- GIVEN REQUEST -
Look through the records below and collect all lines that hold the string "隔热料喷涂".
# Start of RECORD EXCERPTS
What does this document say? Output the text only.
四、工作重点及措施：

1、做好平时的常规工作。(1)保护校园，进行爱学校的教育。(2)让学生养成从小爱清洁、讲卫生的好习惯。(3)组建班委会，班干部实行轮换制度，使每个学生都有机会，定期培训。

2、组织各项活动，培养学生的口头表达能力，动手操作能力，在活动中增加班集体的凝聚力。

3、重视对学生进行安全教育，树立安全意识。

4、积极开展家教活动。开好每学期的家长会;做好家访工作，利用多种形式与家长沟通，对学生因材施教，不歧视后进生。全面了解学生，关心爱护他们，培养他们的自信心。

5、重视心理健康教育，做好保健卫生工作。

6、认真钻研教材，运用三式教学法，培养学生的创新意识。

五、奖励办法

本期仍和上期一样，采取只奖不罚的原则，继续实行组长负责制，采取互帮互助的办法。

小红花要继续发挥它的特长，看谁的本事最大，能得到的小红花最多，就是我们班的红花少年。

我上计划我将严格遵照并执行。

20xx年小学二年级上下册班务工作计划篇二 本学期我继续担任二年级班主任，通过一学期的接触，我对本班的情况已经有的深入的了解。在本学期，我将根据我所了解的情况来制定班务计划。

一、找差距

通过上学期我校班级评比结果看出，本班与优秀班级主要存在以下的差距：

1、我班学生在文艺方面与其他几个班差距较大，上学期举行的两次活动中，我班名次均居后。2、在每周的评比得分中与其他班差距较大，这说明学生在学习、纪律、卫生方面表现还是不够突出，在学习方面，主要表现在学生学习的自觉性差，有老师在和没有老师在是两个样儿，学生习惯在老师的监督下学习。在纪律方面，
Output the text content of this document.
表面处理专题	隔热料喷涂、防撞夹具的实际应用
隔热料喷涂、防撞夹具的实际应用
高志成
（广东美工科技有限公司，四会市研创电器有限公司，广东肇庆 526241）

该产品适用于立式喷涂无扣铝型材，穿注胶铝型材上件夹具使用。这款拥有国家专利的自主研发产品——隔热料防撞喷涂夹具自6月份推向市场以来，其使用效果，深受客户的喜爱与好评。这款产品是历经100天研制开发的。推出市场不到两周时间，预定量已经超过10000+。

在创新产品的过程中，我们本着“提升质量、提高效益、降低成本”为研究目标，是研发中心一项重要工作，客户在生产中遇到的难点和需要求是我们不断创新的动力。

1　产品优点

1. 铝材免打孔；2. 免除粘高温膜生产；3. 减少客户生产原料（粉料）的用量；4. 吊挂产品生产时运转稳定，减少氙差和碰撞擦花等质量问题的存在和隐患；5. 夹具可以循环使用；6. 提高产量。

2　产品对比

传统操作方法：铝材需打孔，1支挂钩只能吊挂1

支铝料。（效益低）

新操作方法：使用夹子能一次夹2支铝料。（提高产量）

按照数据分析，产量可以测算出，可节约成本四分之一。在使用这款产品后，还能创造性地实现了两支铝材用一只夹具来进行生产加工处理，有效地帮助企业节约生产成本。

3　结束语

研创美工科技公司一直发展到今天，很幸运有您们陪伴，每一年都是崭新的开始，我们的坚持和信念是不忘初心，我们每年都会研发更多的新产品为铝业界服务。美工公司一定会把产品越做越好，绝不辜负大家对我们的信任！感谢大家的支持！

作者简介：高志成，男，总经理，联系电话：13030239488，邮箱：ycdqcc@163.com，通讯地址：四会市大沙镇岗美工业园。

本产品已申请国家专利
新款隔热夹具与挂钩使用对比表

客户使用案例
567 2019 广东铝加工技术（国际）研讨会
# End of RECORD EXCERPTS
- PROBLEM SOLUTION -
表面处理专题	隔热料喷涂、防撞夹具的实际应用
隔热料喷涂、防撞夹具的实际应用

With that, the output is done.